### Extracted information

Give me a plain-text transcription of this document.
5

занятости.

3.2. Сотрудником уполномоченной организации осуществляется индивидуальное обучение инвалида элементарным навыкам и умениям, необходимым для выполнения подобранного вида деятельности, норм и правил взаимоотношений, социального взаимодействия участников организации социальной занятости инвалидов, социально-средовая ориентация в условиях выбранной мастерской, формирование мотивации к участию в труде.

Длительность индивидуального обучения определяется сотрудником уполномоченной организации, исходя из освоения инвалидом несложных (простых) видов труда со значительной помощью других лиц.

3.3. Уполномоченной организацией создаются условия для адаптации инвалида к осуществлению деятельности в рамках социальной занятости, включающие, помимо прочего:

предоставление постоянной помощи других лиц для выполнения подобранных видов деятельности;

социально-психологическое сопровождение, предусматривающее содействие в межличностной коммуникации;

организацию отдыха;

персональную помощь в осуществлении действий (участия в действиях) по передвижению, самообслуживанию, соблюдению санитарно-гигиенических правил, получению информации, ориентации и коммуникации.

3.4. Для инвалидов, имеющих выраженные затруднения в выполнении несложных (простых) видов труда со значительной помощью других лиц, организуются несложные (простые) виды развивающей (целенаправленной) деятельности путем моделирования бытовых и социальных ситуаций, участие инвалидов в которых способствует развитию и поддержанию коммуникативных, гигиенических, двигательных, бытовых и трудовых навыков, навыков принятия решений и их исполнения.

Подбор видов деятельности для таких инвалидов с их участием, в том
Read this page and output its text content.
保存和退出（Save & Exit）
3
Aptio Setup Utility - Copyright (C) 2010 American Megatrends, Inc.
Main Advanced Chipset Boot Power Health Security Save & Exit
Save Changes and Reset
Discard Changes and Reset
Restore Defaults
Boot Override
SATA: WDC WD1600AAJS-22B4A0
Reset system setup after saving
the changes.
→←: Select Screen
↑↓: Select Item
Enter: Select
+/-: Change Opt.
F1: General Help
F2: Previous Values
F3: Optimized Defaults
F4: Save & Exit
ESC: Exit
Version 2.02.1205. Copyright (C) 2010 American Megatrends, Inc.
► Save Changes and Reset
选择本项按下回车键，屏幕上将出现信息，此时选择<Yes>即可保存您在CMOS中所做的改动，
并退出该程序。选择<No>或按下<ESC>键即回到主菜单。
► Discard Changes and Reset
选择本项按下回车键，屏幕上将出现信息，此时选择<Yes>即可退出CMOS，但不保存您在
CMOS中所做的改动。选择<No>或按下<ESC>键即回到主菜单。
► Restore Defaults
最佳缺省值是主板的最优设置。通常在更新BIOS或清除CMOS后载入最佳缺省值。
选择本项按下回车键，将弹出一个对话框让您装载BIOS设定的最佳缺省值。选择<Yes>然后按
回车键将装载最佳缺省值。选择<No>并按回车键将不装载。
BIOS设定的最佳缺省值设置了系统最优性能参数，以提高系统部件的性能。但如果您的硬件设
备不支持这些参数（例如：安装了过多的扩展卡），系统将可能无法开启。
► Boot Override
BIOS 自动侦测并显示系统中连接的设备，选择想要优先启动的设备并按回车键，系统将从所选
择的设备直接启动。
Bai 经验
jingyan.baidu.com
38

######

▸ **What you need to do**: Look through the records and count each line that holds "此时选择". Write only the total.

▸ **Final result**: 2